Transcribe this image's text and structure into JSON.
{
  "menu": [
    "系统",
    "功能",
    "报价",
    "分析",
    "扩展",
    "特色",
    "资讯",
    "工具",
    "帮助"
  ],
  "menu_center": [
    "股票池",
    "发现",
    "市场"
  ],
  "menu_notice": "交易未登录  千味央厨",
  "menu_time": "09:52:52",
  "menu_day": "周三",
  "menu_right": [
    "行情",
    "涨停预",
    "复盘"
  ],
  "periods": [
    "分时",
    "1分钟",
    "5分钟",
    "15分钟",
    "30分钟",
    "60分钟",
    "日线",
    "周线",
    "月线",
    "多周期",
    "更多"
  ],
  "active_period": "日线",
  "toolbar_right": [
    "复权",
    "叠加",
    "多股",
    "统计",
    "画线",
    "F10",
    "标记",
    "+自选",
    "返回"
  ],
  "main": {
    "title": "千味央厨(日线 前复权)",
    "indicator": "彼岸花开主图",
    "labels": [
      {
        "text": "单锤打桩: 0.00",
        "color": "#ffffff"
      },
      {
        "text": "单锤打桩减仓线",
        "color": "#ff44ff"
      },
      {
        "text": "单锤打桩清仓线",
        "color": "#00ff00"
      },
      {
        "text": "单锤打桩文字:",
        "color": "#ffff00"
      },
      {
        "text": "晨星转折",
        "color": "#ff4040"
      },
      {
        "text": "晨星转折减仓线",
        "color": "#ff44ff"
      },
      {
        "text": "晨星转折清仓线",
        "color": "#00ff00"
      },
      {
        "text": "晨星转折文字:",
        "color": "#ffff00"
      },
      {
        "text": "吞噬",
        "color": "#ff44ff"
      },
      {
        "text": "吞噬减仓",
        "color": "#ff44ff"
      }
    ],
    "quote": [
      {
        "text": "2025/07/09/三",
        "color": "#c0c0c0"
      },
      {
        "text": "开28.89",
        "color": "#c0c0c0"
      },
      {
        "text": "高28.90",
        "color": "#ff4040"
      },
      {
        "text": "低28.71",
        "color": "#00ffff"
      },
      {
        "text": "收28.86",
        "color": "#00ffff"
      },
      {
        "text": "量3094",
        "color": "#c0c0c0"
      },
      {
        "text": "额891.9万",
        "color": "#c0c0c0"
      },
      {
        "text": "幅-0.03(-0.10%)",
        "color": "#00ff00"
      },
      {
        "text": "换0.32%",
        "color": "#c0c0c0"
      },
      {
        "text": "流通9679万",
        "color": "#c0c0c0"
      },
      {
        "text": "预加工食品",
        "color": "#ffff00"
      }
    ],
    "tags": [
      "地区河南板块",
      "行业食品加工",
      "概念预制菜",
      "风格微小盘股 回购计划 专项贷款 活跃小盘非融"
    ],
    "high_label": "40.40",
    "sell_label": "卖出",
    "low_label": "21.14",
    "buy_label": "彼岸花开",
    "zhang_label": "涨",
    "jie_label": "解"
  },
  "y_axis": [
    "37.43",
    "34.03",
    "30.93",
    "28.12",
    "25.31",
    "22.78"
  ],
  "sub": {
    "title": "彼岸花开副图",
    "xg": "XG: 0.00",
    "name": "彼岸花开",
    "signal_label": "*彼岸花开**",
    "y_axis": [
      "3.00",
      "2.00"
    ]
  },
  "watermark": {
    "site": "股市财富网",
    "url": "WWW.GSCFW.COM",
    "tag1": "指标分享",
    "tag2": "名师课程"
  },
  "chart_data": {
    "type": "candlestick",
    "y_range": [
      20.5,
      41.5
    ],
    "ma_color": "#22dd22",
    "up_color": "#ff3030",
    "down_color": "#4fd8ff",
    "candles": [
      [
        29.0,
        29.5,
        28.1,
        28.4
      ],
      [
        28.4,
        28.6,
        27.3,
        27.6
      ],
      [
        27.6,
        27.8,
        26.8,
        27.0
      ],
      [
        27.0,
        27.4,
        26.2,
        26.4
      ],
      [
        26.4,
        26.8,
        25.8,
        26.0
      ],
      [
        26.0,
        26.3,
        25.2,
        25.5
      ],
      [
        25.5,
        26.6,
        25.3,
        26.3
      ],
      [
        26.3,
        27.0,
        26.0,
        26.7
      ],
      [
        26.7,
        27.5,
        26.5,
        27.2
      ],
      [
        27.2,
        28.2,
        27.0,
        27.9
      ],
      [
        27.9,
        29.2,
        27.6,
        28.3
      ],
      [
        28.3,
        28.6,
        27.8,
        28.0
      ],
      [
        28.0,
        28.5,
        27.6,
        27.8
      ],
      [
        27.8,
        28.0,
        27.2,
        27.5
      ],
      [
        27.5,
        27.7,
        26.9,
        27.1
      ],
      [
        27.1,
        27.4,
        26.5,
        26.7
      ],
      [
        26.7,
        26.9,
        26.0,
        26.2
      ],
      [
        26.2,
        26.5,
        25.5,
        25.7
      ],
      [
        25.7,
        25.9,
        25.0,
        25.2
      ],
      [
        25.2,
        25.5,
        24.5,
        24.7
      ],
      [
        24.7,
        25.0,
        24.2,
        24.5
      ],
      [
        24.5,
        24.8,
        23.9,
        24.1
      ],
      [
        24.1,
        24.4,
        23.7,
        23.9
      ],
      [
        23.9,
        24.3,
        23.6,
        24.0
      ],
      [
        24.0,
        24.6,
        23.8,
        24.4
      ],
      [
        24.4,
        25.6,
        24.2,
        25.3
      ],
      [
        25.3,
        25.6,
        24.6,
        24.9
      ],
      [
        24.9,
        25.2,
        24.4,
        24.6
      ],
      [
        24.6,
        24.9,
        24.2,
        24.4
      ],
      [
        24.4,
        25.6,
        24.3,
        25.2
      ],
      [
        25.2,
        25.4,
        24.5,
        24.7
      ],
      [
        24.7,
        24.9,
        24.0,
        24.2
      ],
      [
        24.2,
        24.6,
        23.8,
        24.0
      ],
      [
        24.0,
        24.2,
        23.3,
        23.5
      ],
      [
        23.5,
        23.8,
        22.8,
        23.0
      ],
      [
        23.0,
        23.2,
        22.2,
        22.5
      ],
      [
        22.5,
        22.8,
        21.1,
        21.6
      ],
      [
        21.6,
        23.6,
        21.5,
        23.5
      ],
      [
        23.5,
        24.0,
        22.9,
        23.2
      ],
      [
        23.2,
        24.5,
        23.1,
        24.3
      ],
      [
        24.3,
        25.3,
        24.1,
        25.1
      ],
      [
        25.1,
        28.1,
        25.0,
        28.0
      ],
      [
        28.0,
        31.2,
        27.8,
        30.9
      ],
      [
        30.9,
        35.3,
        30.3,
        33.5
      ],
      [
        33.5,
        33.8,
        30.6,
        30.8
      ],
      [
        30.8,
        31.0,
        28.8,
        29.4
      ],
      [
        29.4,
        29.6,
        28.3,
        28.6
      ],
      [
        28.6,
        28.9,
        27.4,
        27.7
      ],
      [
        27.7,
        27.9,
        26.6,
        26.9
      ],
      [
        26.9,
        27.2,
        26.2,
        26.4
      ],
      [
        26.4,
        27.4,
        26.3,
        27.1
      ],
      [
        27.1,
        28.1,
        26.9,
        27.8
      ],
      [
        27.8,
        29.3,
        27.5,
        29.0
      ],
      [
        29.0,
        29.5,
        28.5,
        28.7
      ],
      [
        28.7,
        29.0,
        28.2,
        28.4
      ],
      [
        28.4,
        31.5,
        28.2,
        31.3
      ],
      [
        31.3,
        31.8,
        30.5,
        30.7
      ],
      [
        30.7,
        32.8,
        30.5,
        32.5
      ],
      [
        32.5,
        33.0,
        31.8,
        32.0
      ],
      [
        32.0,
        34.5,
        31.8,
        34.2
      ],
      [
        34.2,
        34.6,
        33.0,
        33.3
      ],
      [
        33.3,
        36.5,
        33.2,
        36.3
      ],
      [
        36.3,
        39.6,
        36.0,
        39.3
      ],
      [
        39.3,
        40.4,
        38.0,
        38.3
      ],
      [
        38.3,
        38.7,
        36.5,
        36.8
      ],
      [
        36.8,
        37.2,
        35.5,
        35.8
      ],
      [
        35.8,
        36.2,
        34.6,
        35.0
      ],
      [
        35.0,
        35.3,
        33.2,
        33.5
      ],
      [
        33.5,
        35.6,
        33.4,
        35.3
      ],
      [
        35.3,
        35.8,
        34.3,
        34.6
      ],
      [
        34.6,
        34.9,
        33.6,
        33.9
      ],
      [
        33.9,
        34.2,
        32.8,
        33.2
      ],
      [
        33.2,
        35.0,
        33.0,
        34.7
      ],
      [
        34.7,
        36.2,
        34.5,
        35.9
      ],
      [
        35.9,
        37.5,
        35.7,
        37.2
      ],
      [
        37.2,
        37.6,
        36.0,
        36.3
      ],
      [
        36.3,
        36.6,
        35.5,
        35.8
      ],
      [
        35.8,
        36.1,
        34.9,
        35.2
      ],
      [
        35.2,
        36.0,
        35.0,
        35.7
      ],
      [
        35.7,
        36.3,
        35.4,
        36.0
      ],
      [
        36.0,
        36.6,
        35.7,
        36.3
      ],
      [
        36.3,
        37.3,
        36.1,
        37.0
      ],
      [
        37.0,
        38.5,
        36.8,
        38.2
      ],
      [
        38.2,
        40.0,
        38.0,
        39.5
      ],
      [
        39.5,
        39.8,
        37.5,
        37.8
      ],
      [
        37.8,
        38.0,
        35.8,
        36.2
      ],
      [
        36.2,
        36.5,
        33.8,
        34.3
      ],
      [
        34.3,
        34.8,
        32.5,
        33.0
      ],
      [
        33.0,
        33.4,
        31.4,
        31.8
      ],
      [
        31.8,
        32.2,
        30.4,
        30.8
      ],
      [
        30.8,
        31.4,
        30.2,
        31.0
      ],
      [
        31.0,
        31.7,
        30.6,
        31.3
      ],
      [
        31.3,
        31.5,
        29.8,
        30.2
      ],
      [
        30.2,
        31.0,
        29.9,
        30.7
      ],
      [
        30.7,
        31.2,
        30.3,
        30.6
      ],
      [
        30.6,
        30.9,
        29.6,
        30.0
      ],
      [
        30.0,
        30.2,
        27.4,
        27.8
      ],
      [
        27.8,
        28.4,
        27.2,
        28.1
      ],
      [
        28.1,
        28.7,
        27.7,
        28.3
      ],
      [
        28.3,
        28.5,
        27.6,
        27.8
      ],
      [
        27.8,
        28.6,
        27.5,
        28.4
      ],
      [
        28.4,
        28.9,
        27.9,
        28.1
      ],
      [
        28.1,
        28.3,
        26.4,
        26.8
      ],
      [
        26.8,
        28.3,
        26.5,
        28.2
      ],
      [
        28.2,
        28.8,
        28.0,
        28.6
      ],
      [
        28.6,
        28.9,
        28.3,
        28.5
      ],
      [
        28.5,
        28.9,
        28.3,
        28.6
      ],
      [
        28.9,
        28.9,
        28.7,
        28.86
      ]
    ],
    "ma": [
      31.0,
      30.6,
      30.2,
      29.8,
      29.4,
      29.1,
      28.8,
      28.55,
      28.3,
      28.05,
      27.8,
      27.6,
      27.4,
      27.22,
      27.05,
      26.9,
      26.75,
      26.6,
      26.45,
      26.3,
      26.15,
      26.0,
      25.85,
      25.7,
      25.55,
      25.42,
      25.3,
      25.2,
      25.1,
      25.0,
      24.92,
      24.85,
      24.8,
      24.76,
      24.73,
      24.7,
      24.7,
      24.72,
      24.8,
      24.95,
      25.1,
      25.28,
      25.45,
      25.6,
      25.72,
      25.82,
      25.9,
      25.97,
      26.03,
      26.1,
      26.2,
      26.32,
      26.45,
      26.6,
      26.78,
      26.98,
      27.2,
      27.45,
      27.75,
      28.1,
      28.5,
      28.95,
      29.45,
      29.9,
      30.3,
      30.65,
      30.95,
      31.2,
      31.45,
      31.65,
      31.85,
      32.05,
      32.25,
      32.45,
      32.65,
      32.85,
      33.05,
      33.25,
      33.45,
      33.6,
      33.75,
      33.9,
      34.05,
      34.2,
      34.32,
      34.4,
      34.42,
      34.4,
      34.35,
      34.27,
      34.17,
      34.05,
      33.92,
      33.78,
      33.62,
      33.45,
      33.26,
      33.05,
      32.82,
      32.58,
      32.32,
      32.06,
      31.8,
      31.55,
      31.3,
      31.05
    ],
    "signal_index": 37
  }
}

● STATED PROBLEM
Check each line in the records for the word "千味央厨" and say how many have it, with nothing else.

● RESULT OF THIS TASK
2